** Start of Provided text **

Gordon M. Hahn’s Congressional Testimony Before the United States House of Representatives Committee on Homeland Security’s Sub-Committee on Intelligence and Security, U.S. Congress April 3, 2014

Gordon M. Hahn, Ph.D.

Analyst and Advisory Board Member Geostrategic Forecasting Corporation

“Assessing Terrorism in the Caucasus and the Threat to the Homeland”

Testimony Before the House Committee on Homeland Security’s Sub-Committee on Intelligence and Security, U.S. Congress

April 3, 2014

[http://docs.house.gov/meetings/HM/HM05/20140403/102041/HHRG-113-HM05-Wstate-HahnG-20140403.pdf and https://homeland.house.gov/hearing/subcommitte-hearing-assessing-terrorism-caucasus-and-threat-homeland/%5D

Introduction

For a decade voices resonated in U.S. media and think tanks asserting that Chechen separatists and the Caucasus Islamists, such as those who forged the IK, had nothing to do with Al Qa`ida and the global jihadi revolutionary movement, despite a plethora of contrary evidence. Some of those same voices still can be heard today.

Contrary to those voices’ claims and expectations, we now see the Imarat Kavkaz (Caucasus Emirate or IK) mujahedin and their lone wolves inspired by them carrying out insurgent and terrorist attacks across the globe from Waziristan in the east to Boston in the west.

In fact, for nearly two decades, beginning with the extremist Chechen national separatist movement, the Chechen Republic of Ichkeriya (ChRI), and continuing with its global jihadist successor organization, the IK founded on October 31, 2007, Chechen and North Caucasus militants have had ties to the global jihadi revolutionary movement (Al Qa`ida, its affiliates, and allied groups), including Al Qa`ida (AQ). Indeed, in September 2009, Jordan’s Sheikh Abu Muhammad Asem al-Maqdisi, whom the United States Military Academy’s Combating Terrorism Center (CTC) designated “the most influential living Jihadi Theorist,” endorsed IK as a major jihadist organization and urged Muslims to support it “so the Emirate becomes the door to Eastern Europe.”[1] Consistent with Maqdisi’s call, IK would expand operations into Europe and elsewhere abroad.

Though rejected by most, I have been arguing since at least 2006 that the IK has been part and parcel of that movement, supporting its goal of a global caliphate, and employing signature jihadi tactics such as suicide bombing or ‘istishkhad’ attacks and other mass-casualty attacks. Since 2007 Umarov and CE ideologists have stated repeatedly that the organization is part of the global jihadi revolutionary alliance and supports AQ and other jihadi groups, though many refused to listen. CE websites now publish jihadi literature alone, including that of Osama bin Laden, Ayman al-Zawahiri, Anwar Al-Awlaki, and hundreds of others. Published fatwas justify the use of weapons of mass destruction to kill “millions” of Americans, and translated issues of AQ’s journal Inspire and articles like ‘Make a Bomb in Your Mom’s Kitchen’ instruct prospective mujahedin how to build IEDs from pressure cookers as the Tsarnaevs did. After U.S. forces brought justice to Osama bin Laden in May 2011, the now deceased IK amir Dokku ‘Abu Usman’ Umarov said the AQ amir’s reward in Paradise for his service to jihad would be “great” and asserted that neither the death of jihadi leaders nor the desires of “the United States, Russia, or the UN” can stop “Islam’s rebirth.”[2] Thus, long ago IK became not just a threat for Russian national security but an emerging one for U.S. and international security.

** End of Provided text **
** Start of Information supplied **

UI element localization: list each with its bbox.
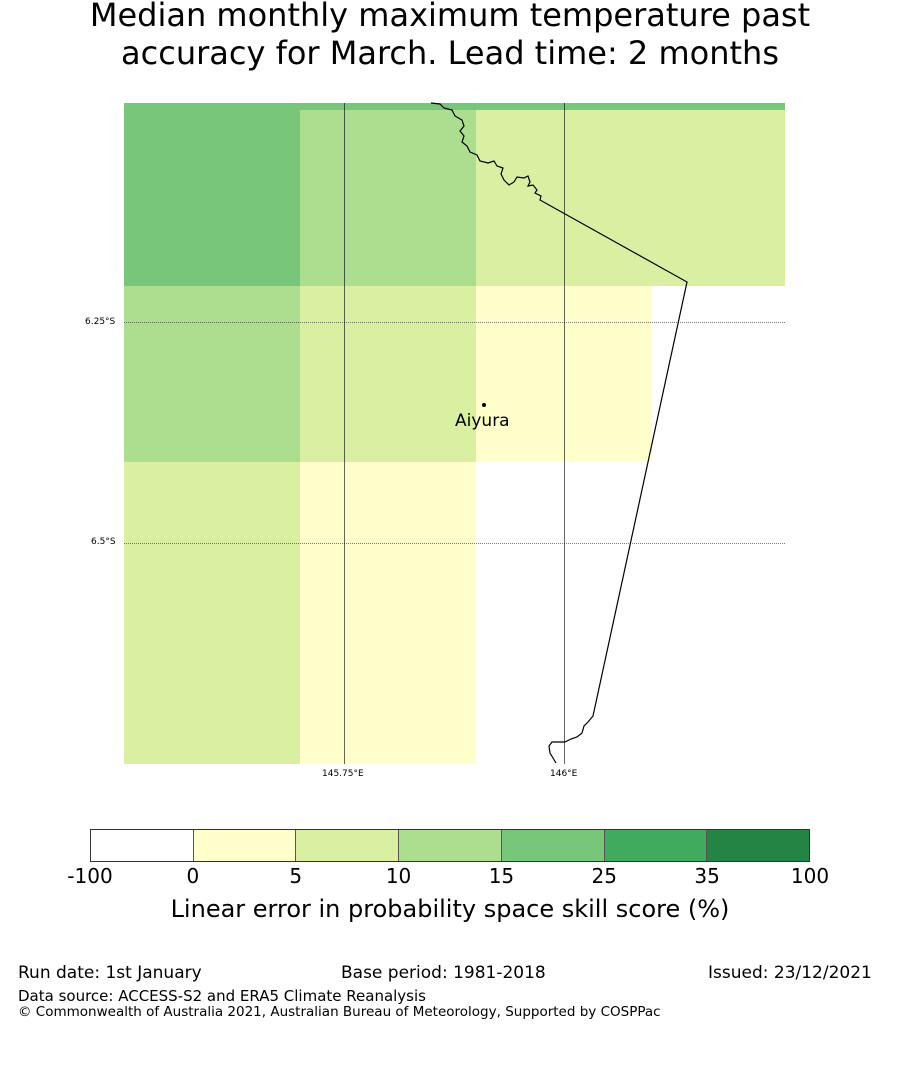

** End of Information supplied **

Objective - Write the next part of the testimony on terrorism in the Caucasus, starting after its final sentence.

Output for this task -
Since its October 2007 founding, the IK has carried out or been involved in some 2,400 insurgent and terrorist attacks and violent incidents, including 54 suicide attacks, inside Russia. Those attacks have produced approximately 9,000 casualties, including more than one thousand civilians. For comparison, the IK’s attacks in Russia constitute approximately 6 percent of jihadi attacks globally, a ratio that does not include IK mujahedin attacks in Syria.[3]

The IK’s New Amir

The death of the CE’s founder and first amir Dokku ‘Abu Usman’ Umarov, perhaps as early as July 8, and the announcement of his successor ‘Sheikh Ali Abu Muhammad ad-Dagestani’ (born Aliaskhab Alibutatovich Kebekov) has potential to bring change to IK, pushing it even a more radical direction. Sheikh Dagestani is an ethnic Avar from Dagestan and has been (and may still be at least for now) the IK’s Shariah Court qadi or chief judge since autumn 2010. In July 2011 IK’s new amir publicly endorsed AQ’s and the global jihadi revolutionary movement’s goal of creating a global caliphate, noting: “We are doing everything possible to build the Caliphate and prepare the ground for this to the extent of our capabilities.”[4]

His ascension to the IK’s top leadersip post is the culmination of the rise to dominance within the IK of its Dagestan network, the so-called ‘Dagestan Vilaiyat’ or DV. From April 2010 through 2013 the DV has been the IK’s spearhead, with Dagestan seeing approximately 70 percent of the IK’s some 1,700 attacks and violent incidents in Russia and the DV carrying out more than half of the istishkhad attacks during the same period, including those outside the North Caucasus.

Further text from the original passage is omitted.